→ Data for the task:

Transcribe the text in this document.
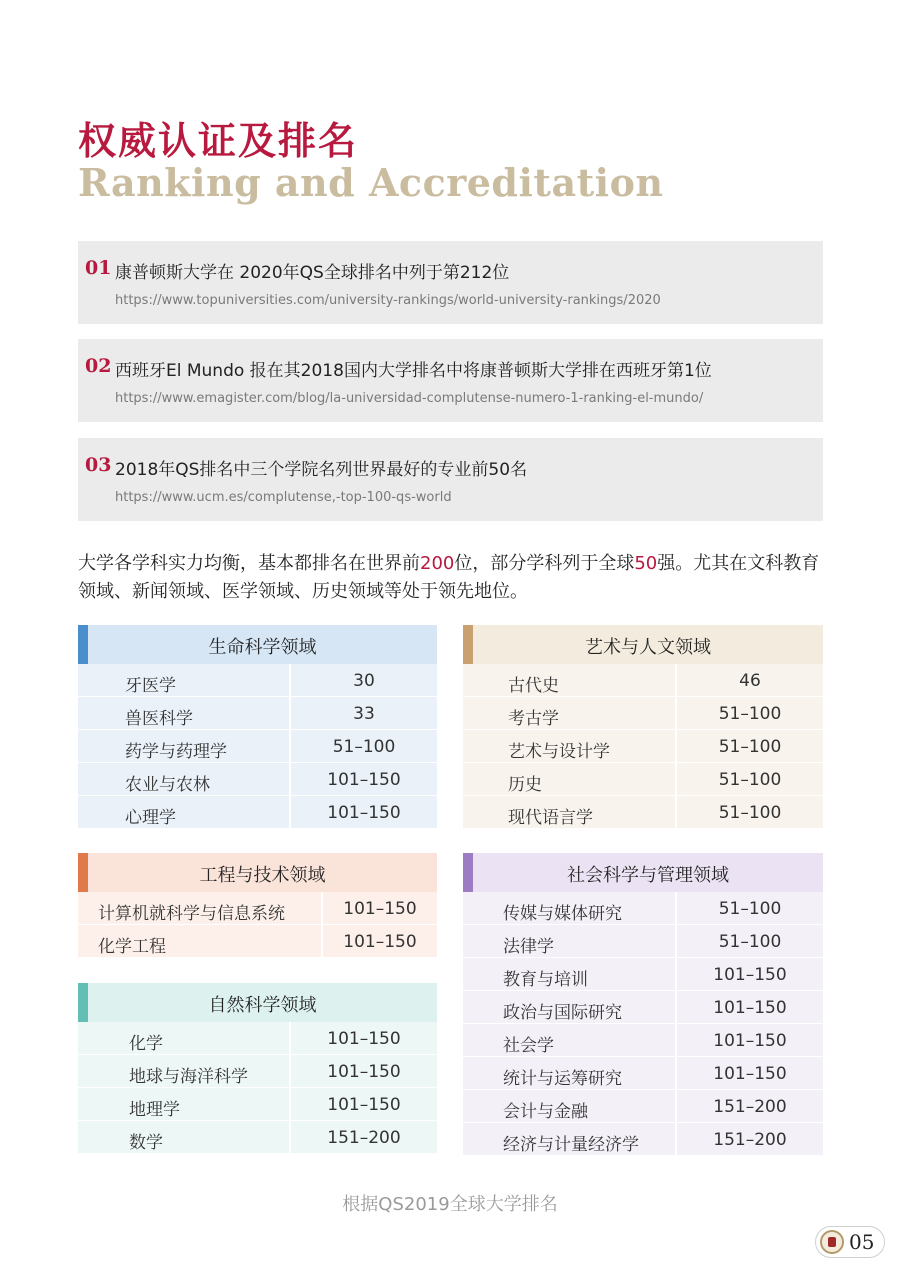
权威认证及排名
Ranking and Accreditation
01 康普顿斯大学在 2020年QS全球排名中列于第212位
https://www.topuniversities.com/university-rankings/world-university-rankings/2020
02 西班牙El Mundo 报在其2018国内大学排名中将康普顿斯大学排在西班牙第1位
https://www.emagister.com/blog/la-universidad-complutense-numero-1-ranking-el-mundo/
03 2018年QS排名中三个学院名列世界最好的专业前50名
https://www.ucm.es/complutense,-top-100-qs-world
大学各学科实力均衡，基本都排名在世界前200位，部分学科列于全球50强。尤其在文科教育领域、新闻领域、医学领域、历史领域等处于领先地位。
生命科学领域
牙医学	30
兽医科学	33
药学与药理学	51–100
农业与农林	101–150
心理学	101–150
艺术与人文领域
古代史	46
考古学	51–100
艺术与设计学	51–100
历史	51–100
现代语言学	51–100
工程与技术领域
计算机就科学与信息系统	101–150
化学工程	101–150
自然科学领域
化学	101–150
地球与海洋科学	101–150
地理学	101–150
数学	151–200
社会科学与管理领域
传媒与媒体研究	51–100
法律学	51–100
教育与培训	101–150
政治与国际研究	101–150
社会学	101–150
统计与运筹研究	101–150
会计与金融	151–200
经济与计量经济学	151–200
根据QS2019全球大学排名
05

→ Work to complete:
Skipping the pictures, transcribe each line above exactly as it appears.

→ Response to this exercise:
Transcribe the text in this document.
权威认证及排名
Ranking and Accreditation
01 康普顿斯大学在 2020年QS全球排名中列于第212位
https://www.topuniversities.com/university-rankings/world-university-rankings/2020
02 西班牙El Mundo 报在其2018国内大学排名中将康普顿斯大学排在西班牙第1位
https://www.emagister.com/blog/la-universidad-complutense-numero-1-ranking-el-mundo/
03 2018年QS排名中三个学院名列世界最好的专业前50名
https://www.ucm.es/complutense,-top-100-qs-world
大学各学科实力均衡，基本都排名在世界前200位，部分学科列于全球50强。尤其在文科教育领域、新闻领域、医学领域、历史领域等处于领先地位。
生命科学领域
牙医学	30
兽医科学	33
药学与药理学	51–100
农业与农林	101–150
心理学	101–150
艺术与人文领域
古代史	46
考古学	51–100
艺术与设计学	51–100
历史	51–100
现代语言学	51–100
工程与技术领域
计算机就科学与信息系统	101–150
化学工程	101–150
自然科学领域
化学	101–150
地球与海洋科学	101–150
地理学	101–150
数学	151–200
社会科学与管理领域
传媒与媒体研究	51–100
法律学	51–100
教育与培训	101–150
政治与国际研究	101–150
社会学	101–150
统计与运筹研究	101–150
会计与金融	151–200
经济与计量经济学	151–200
根据QS2019全球大学排名
05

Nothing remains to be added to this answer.